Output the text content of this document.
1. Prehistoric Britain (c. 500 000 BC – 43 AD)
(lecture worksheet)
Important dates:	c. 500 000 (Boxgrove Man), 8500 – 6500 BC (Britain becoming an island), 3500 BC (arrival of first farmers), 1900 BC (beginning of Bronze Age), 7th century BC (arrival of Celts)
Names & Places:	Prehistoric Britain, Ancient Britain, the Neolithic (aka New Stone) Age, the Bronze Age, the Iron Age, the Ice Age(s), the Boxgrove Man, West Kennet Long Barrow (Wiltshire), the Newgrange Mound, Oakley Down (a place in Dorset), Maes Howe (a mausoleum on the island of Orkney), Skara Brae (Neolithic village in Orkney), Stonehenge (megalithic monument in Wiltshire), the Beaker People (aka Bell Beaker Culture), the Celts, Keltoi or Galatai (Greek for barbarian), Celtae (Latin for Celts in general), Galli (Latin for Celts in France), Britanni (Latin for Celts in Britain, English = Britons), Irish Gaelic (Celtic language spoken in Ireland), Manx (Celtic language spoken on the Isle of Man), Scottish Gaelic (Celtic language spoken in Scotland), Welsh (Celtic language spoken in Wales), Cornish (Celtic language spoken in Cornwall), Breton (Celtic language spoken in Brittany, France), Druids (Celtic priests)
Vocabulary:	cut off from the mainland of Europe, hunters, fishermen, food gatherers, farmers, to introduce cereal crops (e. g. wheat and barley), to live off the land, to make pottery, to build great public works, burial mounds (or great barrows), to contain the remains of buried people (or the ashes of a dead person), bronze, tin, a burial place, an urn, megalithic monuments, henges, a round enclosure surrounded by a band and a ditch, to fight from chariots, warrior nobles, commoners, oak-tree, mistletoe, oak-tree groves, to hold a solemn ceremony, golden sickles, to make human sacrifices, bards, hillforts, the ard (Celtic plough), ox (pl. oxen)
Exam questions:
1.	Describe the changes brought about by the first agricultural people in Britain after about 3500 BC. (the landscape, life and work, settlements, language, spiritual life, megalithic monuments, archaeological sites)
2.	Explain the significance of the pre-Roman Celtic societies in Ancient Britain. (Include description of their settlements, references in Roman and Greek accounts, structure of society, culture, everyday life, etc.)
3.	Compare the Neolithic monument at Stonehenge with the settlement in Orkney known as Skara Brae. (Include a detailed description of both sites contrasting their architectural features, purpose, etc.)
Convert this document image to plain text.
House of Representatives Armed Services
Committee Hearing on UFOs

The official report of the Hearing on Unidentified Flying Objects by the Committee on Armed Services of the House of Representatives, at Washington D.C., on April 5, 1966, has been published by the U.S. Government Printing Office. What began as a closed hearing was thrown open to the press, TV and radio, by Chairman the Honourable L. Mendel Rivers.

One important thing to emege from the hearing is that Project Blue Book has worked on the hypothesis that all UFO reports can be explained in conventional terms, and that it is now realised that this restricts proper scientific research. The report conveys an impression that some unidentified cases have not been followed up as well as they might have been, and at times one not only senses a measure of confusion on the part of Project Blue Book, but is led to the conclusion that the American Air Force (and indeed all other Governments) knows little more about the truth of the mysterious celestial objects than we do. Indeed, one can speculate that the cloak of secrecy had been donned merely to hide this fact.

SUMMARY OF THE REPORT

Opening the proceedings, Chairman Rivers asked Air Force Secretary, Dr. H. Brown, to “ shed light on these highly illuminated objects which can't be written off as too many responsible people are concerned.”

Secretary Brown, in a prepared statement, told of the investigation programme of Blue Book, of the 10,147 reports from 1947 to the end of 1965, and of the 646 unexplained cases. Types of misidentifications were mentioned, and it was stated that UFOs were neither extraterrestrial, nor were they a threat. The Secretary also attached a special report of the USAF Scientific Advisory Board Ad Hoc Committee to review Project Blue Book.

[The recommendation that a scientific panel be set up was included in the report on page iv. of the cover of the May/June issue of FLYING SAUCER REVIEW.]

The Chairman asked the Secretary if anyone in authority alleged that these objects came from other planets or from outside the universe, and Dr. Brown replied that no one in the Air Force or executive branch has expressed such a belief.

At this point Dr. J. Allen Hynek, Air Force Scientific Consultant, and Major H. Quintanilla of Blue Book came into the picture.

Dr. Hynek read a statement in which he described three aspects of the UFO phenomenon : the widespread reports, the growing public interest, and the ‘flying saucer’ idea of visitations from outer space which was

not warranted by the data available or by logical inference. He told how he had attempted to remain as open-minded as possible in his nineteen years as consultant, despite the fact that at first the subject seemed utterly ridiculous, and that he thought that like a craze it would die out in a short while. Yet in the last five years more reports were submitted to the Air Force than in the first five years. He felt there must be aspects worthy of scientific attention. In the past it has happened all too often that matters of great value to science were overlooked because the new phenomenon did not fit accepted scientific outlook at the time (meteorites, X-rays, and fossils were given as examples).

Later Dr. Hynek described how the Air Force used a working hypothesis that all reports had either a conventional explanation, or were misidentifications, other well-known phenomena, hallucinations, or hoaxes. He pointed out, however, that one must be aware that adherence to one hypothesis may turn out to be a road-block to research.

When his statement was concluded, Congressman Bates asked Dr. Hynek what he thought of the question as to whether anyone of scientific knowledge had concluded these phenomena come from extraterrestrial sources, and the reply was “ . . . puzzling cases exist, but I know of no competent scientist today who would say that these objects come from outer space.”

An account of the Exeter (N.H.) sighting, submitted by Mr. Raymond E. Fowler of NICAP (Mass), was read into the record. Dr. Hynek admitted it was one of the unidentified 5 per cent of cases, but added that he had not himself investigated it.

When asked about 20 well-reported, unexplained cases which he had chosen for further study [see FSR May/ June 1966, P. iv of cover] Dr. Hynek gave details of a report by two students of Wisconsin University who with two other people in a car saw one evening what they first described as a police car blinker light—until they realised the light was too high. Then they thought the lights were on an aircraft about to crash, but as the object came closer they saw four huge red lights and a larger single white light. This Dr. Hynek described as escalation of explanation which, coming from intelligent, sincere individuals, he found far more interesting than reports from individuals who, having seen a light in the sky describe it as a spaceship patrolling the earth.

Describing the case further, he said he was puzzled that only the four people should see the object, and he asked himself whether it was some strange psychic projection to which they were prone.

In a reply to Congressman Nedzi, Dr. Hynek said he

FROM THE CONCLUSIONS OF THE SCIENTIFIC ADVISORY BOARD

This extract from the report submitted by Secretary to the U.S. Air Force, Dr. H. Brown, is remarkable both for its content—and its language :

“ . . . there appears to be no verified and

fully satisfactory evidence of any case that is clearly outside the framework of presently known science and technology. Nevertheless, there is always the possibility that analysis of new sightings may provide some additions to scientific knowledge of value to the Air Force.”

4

**Objective**
Nothing should be changed: write out all of the data as is.

**The reply**
Output the text content of this document.
1. Prehistoric Britain (c. 500 000 BC – 43 AD)
(lecture worksheet)
Important dates:	c. 500 000 (Boxgrove Man), 8500 – 6500 BC (Britain becoming an island), 3500 BC (arrival of first farmers), 1900 BC (beginning of Bronze Age), 7th century BC (arrival of Celts)
Names & Places:	Prehistoric Britain, Ancient Britain, the Neolithic (aka New Stone) Age, the Bronze Age, the Iron Age, the Ice Age(s), the Boxgrove Man, West Kennet Long Barrow (Wiltshire), the Newgrange Mound, Oakley Down (a place in Dorset), Maes Howe (a mausoleum on the island of Orkney), Skara Brae (Neolithic village in Orkney), Stonehenge (megalithic monument in Wiltshire), the Beaker People (aka Bell Beaker Culture), the Celts, Keltoi or Galatai (Greek for barbarian), Celtae (Latin for Celts in general), Galli (Latin for Celts in France), Britanni (Latin for Celts in Britain, English = Britons), Irish Gaelic (Celtic language spoken in Ireland), Manx (Celtic language spoken on the Isle of Man), Scottish Gaelic (Celtic language spoken in Scotland), Welsh (Celtic language spoken in Wales), Cornish (Celtic language spoken in Cornwall), Breton (Celtic language spoken in Brittany, France), Druids (Celtic priests)
Vocabulary:	cut off from the mainland of Europe, hunters, fishermen, food gatherers, farmers, to introduce cereal crops (e. g. wheat and barley), to live off the land, to make pottery, to build great public works, burial mounds (or great barrows), to contain the remains of buried people (or the ashes of a dead person), bronze, tin, a burial place, an urn, megalithic monuments, henges, a round enclosure surrounded by a band and a ditch, to fight from chariots, warrior nobles, commoners, oak-tree, mistletoe, oak-tree groves, to hold a solemn ceremony, golden sickles, to make human sacrifices, bards, hillforts, the ard (Celtic plough), ox (pl. oxen)
Exam questions:
1.	Describe the changes brought about by the first agricultural people in Britain after about 3500 BC. (the landscape, life and work, settlements, language, spiritual life, megalithic monuments, archaeological sites)
2.	Explain the significance of the pre-Roman Celtic societies in Ancient Britain. (Include description of their settlements, references in Roman and Greek accounts, structure of society, culture, everyday life, etc.)
3.	Compare the Neolithic monument at Stonehenge with the settlement in Orkney known as Skara Brae. (Include a detailed description of both sites contrasting their architectural features, purpose, etc.)
Convert this document image to plain text.
House of Representatives Armed Services
Committee Hearing on UFOs

The official report of the Hearing on Unidentified Flying Objects by the Committee on Armed Services of the House of Representatives, at Washington D.C., on April 5, 1966, has been published by the U.S. Government Printing Office. What began as a closed hearing was thrown open to the press, TV and radio, by Chairman the Honourable L. Mendel Rivers.

One important thing to emege from the hearing is that Project Blue Book has worked on the hypothesis that all UFO reports can be explained in conventional terms, and that it is now realised that this restricts proper scientific research. The report conveys an impression that some unidentified cases have not been followed up as well as they might have been, and at times one not only senses a measure of confusion on the part of Project Blue Book, but is led to the conclusion that the American Air Force (and indeed all other Governments) knows little more about the truth of the mysterious celestial objects than we do. Indeed, one can speculate that the cloak of secrecy had been donned merely to hide this fact.

SUMMARY OF THE REPORT

Opening the proceedings, Chairman Rivers asked Air Force Secretary, Dr. H. Brown, to “ shed light on these highly illuminated objects which can't be written off as too many responsible people are concerned.”

Secretary Brown, in a prepared statement, told of the investigation programme of Blue Book, of the 10,147 reports from 1947 to the end of 1965, and of the 646 unexplained cases. Types of misidentifications were mentioned, and it was stated that UFOs were neither extraterrestrial, nor were they a threat. The Secretary also attached a special report of the USAF Scientific Advisory Board Ad Hoc Committee to review Project Blue Book.

[The recommendation that a scientific panel be set up was included in the report on page iv. of the cover of the May/June issue of FLYING SAUCER REVIEW.]

The Chairman asked the Secretary if anyone in authority alleged that these objects came from other planets or from outside the universe, and Dr. Brown replied that no one in the Air Force or executive branch has expressed such a belief.

At this point Dr. J. Allen Hynek, Air Force Scientific Consultant, and Major H. Quintanilla of Blue Book came into the picture.

Dr. Hynek read a statement in which he described three aspects of the UFO phenomenon : the widespread reports, the growing public interest, and the ‘flying saucer’ idea of visitations from outer space which was

not warranted by the data available or by logical inference. He told how he had attempted to remain as open-minded as possible in his nineteen years as consultant, despite the fact that at first the subject seemed utterly ridiculous, and that he thought that like a craze it would die out in a short while. Yet in the last five years more reports were submitted to the Air Force than in the first five years. He felt there must be aspects worthy of scientific attention. In the past it has happened all too often that matters of great value to science were overlooked because the new phenomenon did not fit accepted scientific outlook at the time (meteorites, X-rays, and fossils were given as examples).

Later Dr. Hynek described how the Air Force used a working hypothesis that all reports had either a conventional explanation, or were misidentifications, other well-known phenomena, hallucinations, or hoaxes. He pointed out, however, that one must be aware that adherence to one hypothesis may turn out to be a road-block to research.

When his statement was concluded, Congressman Bates asked Dr. Hynek what he thought of the question as to whether anyone of scientific knowledge had concluded these phenomena come from extraterrestrial sources, and the reply was “ . . . puzzling cases exist, but I know of no competent scientist today who would say that these objects come from outer space.”

An account of the Exeter (N.H.) sighting, submitted by Mr. Raymond E. Fowler of NICAP (Mass), was read into the record. Dr. Hynek admitted it was one of the unidentified 5 per cent of cases, but added that he had not himself investigated it.

When asked about 20 well-reported, unexplained cases which he had chosen for further study [see FSR May/ June 1966, P. iv of cover] Dr. Hynek gave details of a report by two students of Wisconsin University who with two other people in a car saw one evening what they first described as a police car blinker light—until they realised the light was too high. Then they thought the lights were on an aircraft about to crash, but as the object came closer they saw four huge red lights and a larger single white light. This Dr. Hynek described as escalation of explanation which, coming from intelligent, sincere individuals, he found far more interesting than reports from individuals who, having seen a light in the sky describe it as a spaceship patrolling the earth.

Describing the case further, he said he was puzzled that only the four people should see the object, and he asked himself whether it was some strange psychic projection to which they were prone.

In a reply to Congressman Nedzi, Dr. Hynek said he

FROM THE CONCLUSIONS OF THE SCIENTIFIC ADVISORY BOARD

This extract from the report submitted by Secretary to the U.S. Air Force, Dr. H. Brown, is remarkable both for its content—and its language :

“ . . . there appears to be no verified and

fully satisfactory evidence of any case that is clearly outside the framework of presently known science and technology. Nevertheless, there is always the possibility that analysis of new sightings may provide some additions to scientific knowledge of value to the Air Force.”

4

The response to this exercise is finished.